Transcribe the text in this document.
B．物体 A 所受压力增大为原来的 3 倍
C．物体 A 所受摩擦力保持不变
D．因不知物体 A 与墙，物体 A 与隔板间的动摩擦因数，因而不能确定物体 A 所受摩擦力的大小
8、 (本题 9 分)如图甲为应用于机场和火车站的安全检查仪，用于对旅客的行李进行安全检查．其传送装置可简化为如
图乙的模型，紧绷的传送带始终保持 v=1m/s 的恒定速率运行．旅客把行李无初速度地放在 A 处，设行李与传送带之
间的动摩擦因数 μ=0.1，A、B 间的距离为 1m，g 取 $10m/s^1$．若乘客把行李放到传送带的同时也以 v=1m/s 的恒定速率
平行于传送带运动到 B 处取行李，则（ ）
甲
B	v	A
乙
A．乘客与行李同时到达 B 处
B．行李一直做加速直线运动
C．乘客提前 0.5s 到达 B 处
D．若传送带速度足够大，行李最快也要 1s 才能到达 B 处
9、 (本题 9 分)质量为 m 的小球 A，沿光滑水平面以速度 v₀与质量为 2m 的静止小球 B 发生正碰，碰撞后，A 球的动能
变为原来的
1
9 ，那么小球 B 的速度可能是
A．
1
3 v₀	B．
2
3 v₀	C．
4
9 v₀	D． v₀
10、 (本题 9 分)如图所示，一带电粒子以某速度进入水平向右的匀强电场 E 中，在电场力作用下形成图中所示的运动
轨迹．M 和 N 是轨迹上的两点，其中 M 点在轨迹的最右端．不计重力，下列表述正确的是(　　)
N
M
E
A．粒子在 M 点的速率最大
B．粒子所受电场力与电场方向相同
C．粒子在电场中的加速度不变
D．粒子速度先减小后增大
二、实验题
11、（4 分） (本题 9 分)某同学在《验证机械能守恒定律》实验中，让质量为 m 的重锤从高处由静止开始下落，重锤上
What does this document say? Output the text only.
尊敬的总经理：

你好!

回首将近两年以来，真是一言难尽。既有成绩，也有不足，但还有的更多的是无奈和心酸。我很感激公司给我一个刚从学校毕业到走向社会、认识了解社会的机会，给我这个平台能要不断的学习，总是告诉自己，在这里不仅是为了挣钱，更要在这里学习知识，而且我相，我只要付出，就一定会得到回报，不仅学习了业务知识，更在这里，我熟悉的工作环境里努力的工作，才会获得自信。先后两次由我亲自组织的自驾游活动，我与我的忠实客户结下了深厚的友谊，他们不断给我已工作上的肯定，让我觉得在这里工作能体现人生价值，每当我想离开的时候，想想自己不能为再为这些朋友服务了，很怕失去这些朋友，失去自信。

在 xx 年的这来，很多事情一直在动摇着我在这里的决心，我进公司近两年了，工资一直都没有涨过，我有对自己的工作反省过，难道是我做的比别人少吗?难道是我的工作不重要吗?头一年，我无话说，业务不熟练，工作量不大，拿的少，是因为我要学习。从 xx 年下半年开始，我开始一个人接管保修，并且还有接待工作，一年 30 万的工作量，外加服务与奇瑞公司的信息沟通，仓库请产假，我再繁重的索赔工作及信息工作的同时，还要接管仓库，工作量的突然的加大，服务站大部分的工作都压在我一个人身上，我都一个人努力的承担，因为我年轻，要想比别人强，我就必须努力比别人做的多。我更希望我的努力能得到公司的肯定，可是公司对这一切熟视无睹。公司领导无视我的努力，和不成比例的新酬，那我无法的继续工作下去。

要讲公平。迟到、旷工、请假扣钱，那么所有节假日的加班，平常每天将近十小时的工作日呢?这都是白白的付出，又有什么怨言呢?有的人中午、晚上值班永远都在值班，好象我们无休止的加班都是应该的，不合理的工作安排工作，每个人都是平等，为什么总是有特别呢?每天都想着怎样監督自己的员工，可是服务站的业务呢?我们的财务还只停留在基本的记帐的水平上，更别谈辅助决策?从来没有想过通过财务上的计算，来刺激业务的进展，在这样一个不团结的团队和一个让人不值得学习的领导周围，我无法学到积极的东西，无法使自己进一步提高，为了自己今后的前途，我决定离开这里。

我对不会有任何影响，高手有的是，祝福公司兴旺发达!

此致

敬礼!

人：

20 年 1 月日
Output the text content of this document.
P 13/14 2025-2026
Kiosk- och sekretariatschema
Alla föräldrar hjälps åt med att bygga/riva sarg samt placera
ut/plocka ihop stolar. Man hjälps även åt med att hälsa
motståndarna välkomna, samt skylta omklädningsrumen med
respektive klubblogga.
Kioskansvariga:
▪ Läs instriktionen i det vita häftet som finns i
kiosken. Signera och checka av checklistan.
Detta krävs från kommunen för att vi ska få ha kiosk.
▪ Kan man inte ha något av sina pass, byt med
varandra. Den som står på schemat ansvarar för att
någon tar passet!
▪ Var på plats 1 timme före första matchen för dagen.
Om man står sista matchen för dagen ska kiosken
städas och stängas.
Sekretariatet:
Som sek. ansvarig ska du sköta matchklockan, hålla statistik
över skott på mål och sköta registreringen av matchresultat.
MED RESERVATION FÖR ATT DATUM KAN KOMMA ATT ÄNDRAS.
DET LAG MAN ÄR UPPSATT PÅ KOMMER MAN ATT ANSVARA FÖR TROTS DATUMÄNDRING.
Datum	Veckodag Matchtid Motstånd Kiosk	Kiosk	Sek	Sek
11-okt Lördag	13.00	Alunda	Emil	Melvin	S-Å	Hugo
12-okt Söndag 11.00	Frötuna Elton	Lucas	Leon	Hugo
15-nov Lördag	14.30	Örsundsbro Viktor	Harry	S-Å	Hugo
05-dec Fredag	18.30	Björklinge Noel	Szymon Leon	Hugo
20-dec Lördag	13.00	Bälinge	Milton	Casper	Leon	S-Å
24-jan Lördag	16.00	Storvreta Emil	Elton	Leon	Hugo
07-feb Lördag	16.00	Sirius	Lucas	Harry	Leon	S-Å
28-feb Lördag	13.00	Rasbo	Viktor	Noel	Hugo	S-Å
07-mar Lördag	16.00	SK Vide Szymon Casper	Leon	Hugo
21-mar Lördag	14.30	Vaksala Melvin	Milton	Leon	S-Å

■ ■ ■ ■

§ Problem to work on:
Scan the material above for the word "Lucas". Copy each line where it occurs.

§ Full response:
12-okt Söndag 11.00	Frötuna Elton	Lucas	Leon	Hugo
07-feb Lördag	16.00	Sirius	Lucas	Harry	Leon	S-Å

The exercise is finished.